EXERCISE GOAL | Each entry below should be returned exactly as is, with the pictures removed.

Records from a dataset
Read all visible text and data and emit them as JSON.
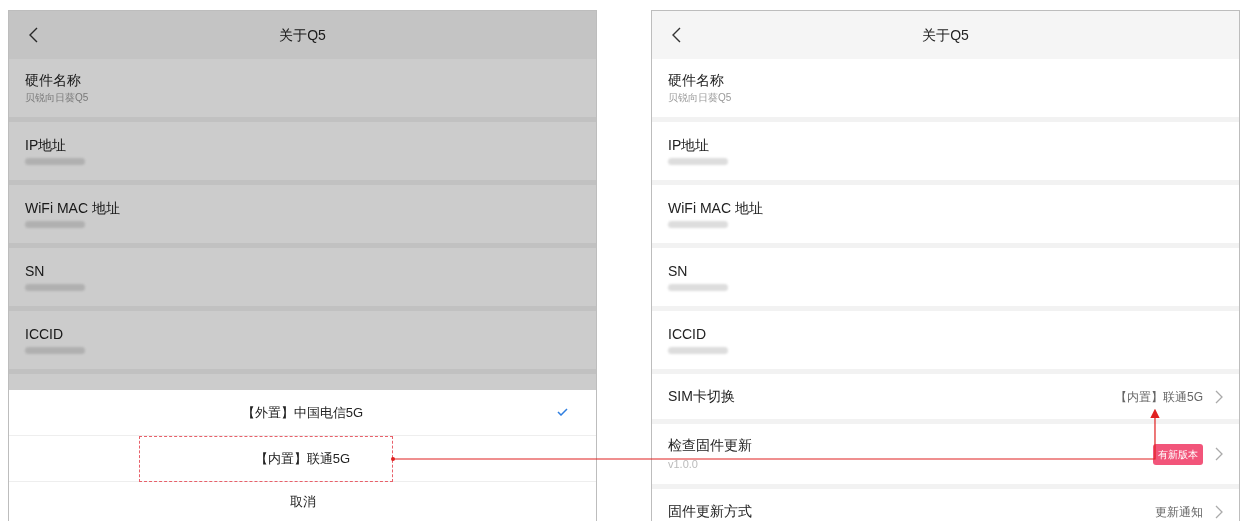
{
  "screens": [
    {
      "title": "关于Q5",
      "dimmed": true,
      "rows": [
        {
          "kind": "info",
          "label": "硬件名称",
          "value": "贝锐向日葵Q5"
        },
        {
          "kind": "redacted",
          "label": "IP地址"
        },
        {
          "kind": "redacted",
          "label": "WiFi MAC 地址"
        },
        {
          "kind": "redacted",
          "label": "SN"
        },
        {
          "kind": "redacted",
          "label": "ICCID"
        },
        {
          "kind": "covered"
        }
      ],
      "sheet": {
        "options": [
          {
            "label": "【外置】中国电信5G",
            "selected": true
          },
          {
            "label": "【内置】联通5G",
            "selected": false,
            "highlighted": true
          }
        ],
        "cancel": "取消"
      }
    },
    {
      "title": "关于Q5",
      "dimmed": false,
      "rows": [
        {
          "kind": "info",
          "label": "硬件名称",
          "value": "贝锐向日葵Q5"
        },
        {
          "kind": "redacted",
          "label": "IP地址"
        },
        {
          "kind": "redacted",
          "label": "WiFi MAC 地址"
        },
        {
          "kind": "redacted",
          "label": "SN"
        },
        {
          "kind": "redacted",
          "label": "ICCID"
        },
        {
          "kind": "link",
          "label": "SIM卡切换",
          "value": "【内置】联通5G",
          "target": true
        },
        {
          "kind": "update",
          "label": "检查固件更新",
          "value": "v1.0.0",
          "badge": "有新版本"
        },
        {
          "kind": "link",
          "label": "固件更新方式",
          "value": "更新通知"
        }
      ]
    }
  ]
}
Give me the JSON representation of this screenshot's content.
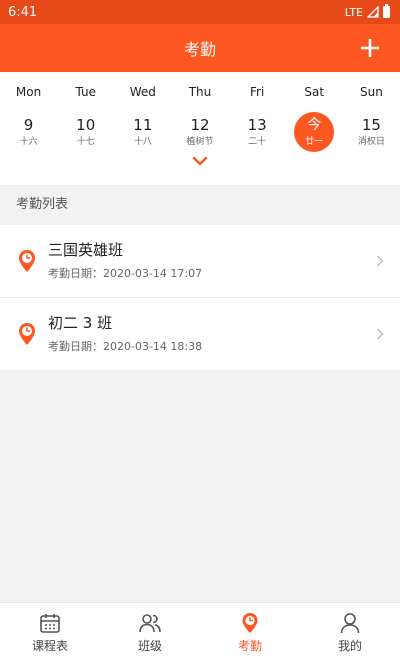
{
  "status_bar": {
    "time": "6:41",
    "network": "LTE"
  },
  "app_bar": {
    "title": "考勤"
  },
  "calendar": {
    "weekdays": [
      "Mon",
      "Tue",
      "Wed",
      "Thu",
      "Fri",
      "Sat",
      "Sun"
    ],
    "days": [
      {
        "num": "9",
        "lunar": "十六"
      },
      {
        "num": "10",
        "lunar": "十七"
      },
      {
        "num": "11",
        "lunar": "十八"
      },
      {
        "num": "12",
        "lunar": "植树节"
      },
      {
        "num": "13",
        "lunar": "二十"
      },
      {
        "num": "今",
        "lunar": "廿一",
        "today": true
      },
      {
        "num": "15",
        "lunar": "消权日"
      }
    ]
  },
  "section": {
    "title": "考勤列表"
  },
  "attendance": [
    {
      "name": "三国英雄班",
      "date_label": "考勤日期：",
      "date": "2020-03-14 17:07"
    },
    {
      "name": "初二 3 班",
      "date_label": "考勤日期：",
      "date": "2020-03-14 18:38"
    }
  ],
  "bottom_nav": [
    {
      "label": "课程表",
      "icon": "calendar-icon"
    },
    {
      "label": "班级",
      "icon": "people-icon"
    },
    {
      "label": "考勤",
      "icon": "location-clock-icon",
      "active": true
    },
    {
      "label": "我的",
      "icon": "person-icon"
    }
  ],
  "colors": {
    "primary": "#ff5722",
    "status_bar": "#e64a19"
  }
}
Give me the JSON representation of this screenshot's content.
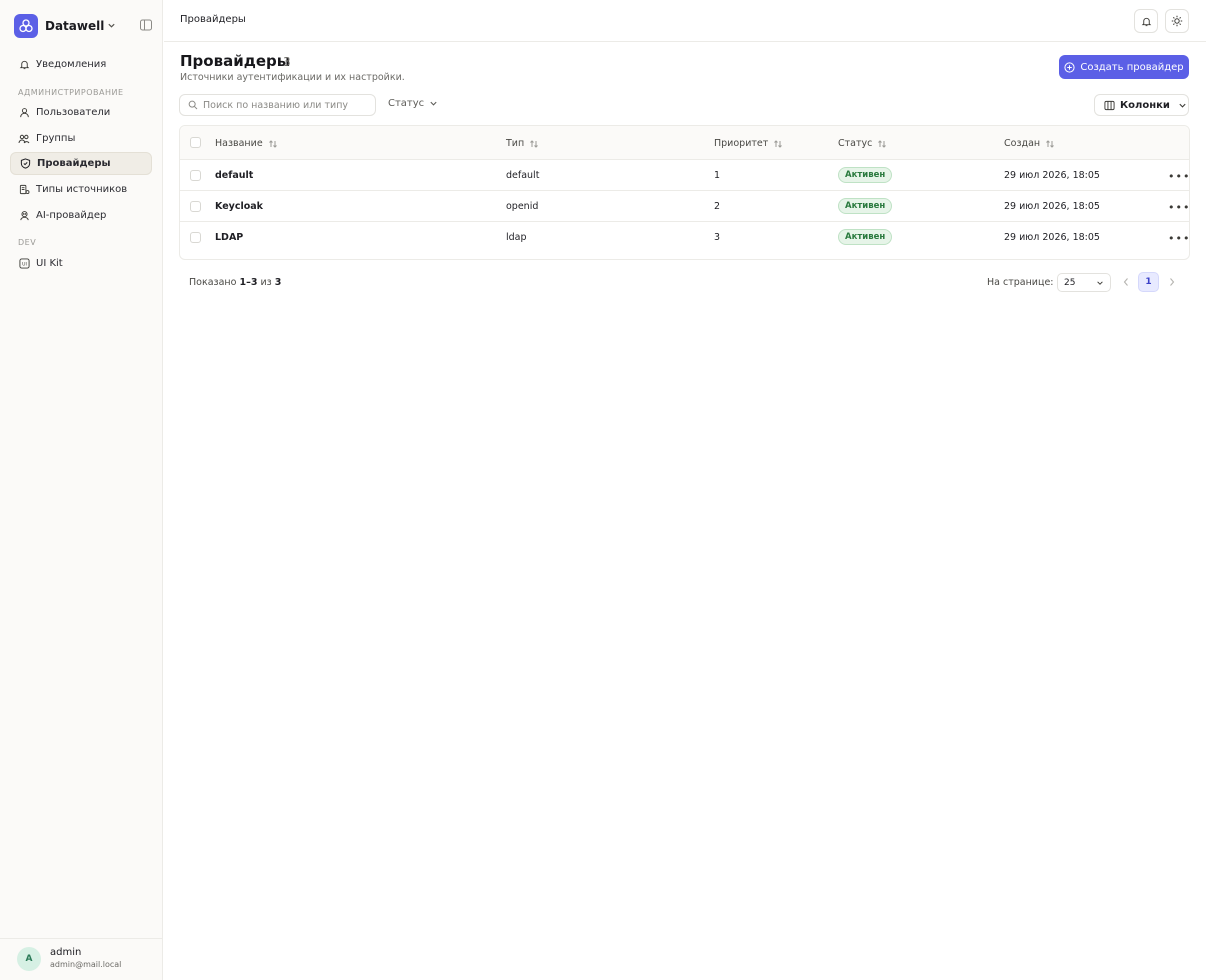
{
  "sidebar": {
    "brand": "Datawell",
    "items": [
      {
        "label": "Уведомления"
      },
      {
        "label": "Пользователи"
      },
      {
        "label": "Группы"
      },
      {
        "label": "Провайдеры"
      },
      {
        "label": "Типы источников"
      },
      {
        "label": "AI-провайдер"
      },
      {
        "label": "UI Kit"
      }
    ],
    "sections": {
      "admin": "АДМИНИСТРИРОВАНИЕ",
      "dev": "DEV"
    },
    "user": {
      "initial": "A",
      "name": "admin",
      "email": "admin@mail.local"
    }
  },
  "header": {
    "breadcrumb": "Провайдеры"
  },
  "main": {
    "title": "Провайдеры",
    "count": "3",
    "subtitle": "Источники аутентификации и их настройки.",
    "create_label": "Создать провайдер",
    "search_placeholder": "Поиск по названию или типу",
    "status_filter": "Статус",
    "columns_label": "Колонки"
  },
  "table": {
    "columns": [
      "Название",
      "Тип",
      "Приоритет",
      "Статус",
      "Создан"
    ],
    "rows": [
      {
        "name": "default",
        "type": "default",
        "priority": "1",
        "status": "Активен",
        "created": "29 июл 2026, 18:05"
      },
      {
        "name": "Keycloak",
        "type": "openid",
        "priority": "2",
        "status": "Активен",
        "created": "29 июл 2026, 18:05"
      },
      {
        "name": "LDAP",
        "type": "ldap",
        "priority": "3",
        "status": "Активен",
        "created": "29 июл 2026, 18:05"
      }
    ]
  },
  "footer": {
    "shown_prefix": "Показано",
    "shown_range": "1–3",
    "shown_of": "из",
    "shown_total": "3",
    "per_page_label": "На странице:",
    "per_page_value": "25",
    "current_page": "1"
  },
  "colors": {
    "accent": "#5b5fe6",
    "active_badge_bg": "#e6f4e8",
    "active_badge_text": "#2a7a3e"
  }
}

TASK SOLUTION |
Read all visible text and data and emit them as JSON.
{
  "screens": [
    {
      "title": "关于Q5",
      "dimmed": true,
      "rows": [
        {
          "kind": "info",
          "label": "硬件名称",
          "value": "贝锐向日葵Q5"
        },
        {
          "kind": "redacted",
          "label": "IP地址"
        },
        {
          "kind": "redacted",
          "label": "WiFi MAC 地址"
        },
        {
          "kind": "redacted",
          "label": "SN"
        },
        {
          "kind": "redacted",
          "label": "ICCID"
        },
        {
          "kind": "covered"
        }
      ],
      "sheet": {
        "options": [
          {
            "label": "【外置】中国电信5G",
            "selected": true
          },
          {
            "label": "【内置】联通5G",
            "selected": false,
            "highlighted": true
          }
        ],
        "cancel": "取消"
      }
    },
    {
      "title": "关于Q5",
      "dimmed": false,
      "rows": [
        {
          "kind": "info",
          "label": "硬件名称",
          "value": "贝锐向日葵Q5"
        },
        {
          "kind": "redacted",
          "label": "IP地址"
        },
        {
          "kind": "redacted",
          "label": "WiFi MAC 地址"
        },
        {
          "kind": "redacted",
          "label": "SN"
        },
        {
          "kind": "redacted",
          "label": "ICCID"
        },
        {
          "kind": "link",
          "label": "SIM卡切换",
          "value": "【内置】联通5G",
          "target": true
        },
        {
          "kind": "update",
          "label": "检查固件更新",
          "value": "v1.0.0",
          "badge": "有新版本"
        },
        {
          "kind": "link",
          "label": "固件更新方式",
          "value": "更新通知"
        }
      ]
    }
  ]
}
Give me the JSON representation of this screenshot's content.
{
  "status_bar": {
    "time": "6:41",
    "network": "LTE"
  },
  "app_bar": {
    "title": "考勤"
  },
  "calendar": {
    "weekdays": [
      "Mon",
      "Tue",
      "Wed",
      "Thu",
      "Fri",
      "Sat",
      "Sun"
    ],
    "days": [
      {
        "num": "9",
        "lunar": "十六"
      },
      {
        "num": "10",
        "lunar": "十七"
      },
      {
        "num": "11",
        "lunar": "十八"
      },
      {
        "num": "12",
        "lunar": "植树节"
      },
      {
        "num": "13",
        "lunar": "二十"
      },
      {
        "num": "今",
        "lunar": "廿一",
        "today": true
      },
      {
        "num": "15",
        "lunar": "消权日"
      }
    ]
  },
  "section": {
    "title": "考勤列表"
  },
  "attendance": [
    {
      "name": "三国英雄班",
      "date_label": "考勤日期：",
      "date": "2020-03-14 17:07"
    },
    {
      "name": "初二 3 班",
      "date_label": "考勤日期：",
      "date": "2020-03-14 18:38"
    }
  ],
  "bottom_nav": [
    {
      "label": "课程表",
      "icon": "calendar-icon"
    },
    {
      "label": "班级",
      "icon": "people-icon"
    },
    {
      "label": "考勤",
      "icon": "location-clock-icon",
      "active": true
    },
    {
      "label": "我的",
      "icon": "person-icon"
    }
  ],
  "colors": {
    "primary": "#ff5722",
    "status_bar": "#e64a19"
  }
}
Give me the JSON representation of this screenshot's content.
{
  "sidebar": {
    "brand": "Datawell",
    "items": [
      {
        "label": "Уведомления"
      },
      {
        "label": "Пользователи"
      },
      {
        "label": "Группы"
      },
      {
        "label": "Провайдеры"
      },
      {
        "label": "Типы источников"
      },
      {
        "label": "AI-провайдер"
      },
      {
        "label": "UI Kit"
      }
    ],
    "sections": {
      "admin": "АДМИНИСТРИРОВАНИЕ",
      "dev": "DEV"
    },
    "user": {
      "initial": "A",
      "name": "admin",
      "email": "admin@mail.local"
    }
  },
  "header": {
    "breadcrumb": "Провайдеры"
  },
  "main": {
    "title": "Провайдеры",
    "count": "3",
    "subtitle": "Источники аутентификации и их настройки.",
    "create_label": "Создать провайдер",
    "search_placeholder": "Поиск по названию или типу",
    "status_filter": "Статус",
    "columns_label": "Колонки"
  },
  "table": {
    "columns": [
      "Название",
      "Тип",
      "Приоритет",
      "Статус",
      "Создан"
    ],
    "rows": [
      {
        "name": "default",
        "type": "default",
        "priority": "1",
        "status": "Активен",
        "created": "29 июл 2026, 18:05"
      },
      {
        "name": "Keycloak",
        "type": "openid",
        "priority": "2",
        "status": "Активен",
        "created": "29 июл 2026, 18:05"
      },
      {
        "name": "LDAP",
        "type": "ldap",
        "priority": "3",
        "status": "Активен",
        "created": "29 июл 2026, 18:05"
      }
    ]
  },
  "footer": {
    "shown_prefix": "Показано",
    "shown_range": "1–3",
    "shown_of": "из",
    "shown_total": "3",
    "per_page_label": "На странице:",
    "per_page_value": "25",
    "current_page": "1"
  },
  "colors": {
    "accent": "#5b5fe6",
    "active_badge_bg": "#e6f4e8",
    "active_badge_text": "#2a7a3e"
  }
}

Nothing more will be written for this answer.